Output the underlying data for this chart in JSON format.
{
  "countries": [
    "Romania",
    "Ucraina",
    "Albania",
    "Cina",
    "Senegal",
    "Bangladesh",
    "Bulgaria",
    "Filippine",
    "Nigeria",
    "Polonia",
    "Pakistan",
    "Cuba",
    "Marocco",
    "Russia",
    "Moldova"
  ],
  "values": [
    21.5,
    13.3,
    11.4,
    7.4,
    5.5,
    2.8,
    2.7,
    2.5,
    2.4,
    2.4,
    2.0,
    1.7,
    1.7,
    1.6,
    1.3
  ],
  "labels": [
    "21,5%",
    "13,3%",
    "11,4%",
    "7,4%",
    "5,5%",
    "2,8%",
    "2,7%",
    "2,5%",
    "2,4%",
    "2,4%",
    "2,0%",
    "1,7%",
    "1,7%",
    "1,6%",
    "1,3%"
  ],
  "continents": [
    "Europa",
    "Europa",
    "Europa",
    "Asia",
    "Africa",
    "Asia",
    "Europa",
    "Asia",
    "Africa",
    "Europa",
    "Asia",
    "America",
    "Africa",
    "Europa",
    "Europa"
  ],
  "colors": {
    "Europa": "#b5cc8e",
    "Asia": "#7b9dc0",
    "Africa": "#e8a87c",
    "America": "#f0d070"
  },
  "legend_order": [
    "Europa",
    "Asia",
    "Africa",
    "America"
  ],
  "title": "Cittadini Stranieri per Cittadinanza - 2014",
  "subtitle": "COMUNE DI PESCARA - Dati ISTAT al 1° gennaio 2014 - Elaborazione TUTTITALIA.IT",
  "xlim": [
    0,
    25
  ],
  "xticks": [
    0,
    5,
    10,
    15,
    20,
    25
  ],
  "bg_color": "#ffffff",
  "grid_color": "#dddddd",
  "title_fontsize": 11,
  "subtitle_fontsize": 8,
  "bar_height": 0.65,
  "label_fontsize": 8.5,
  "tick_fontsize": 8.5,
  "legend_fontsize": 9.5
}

┄┄┄┄┄┄

Extract the listing in its entirety and repeat it exactly.

Output the underlying data for this chart in JSON format.
{
  "countries": [
    "Romania",
    "Ucraina",
    "Albania",
    "Cina",
    "Senegal",
    "Bangladesh",
    "Bulgaria",
    "Filippine",
    "Nigeria",
    "Polonia",
    "Pakistan",
    "Cuba",
    "Marocco",
    "Russia",
    "Moldova"
  ],
  "values": [
    21.5,
    13.3,
    11.4,
    7.4,
    5.5,
    2.8,
    2.7,
    2.5,
    2.4,
    2.4,
    2.0,
    1.7,
    1.7,
    1.6,
    1.3
  ],
  "labels": [
    "21,5%",
    "13,3%",
    "11,4%",
    "7,4%",
    "5,5%",
    "2,8%",
    "2,7%",
    "2,5%",
    "2,4%",
    "2,4%",
    "2,0%",
    "1,7%",
    "1,7%",
    "1,6%",
    "1,3%"
  ],
  "continents": [
    "Europa",
    "Europa",
    "Europa",
    "Asia",
    "Africa",
    "Asia",
    "Europa",
    "Asia",
    "Africa",
    "Europa",
    "Asia",
    "America",
    "Africa",
    "Europa",
    "Europa"
  ],
  "colors": {
    "Europa": "#b5cc8e",
    "Asia": "#7b9dc0",
    "Africa": "#e8a87c",
    "America": "#f0d070"
  },
  "legend_order": [
    "Europa",
    "Asia",
    "Africa",
    "America"
  ],
  "title": "Cittadini Stranieri per Cittadinanza - 2014",
  "subtitle": "COMUNE DI PESCARA - Dati ISTAT al 1° gennaio 2014 - Elaborazione TUTTITALIA.IT",
  "xlim": [
    0,
    25
  ],
  "xticks": [
    0,
    5,
    10,
    15,
    20,
    25
  ],
  "bg_color": "#ffffff",
  "grid_color": "#dddddd",
  "title_fontsize": 11,
  "subtitle_fontsize": 8,
  "bar_height": 0.65,
  "label_fontsize": 8.5,
  "tick_fontsize": 8.5,
  "legend_fontsize": 9.5
}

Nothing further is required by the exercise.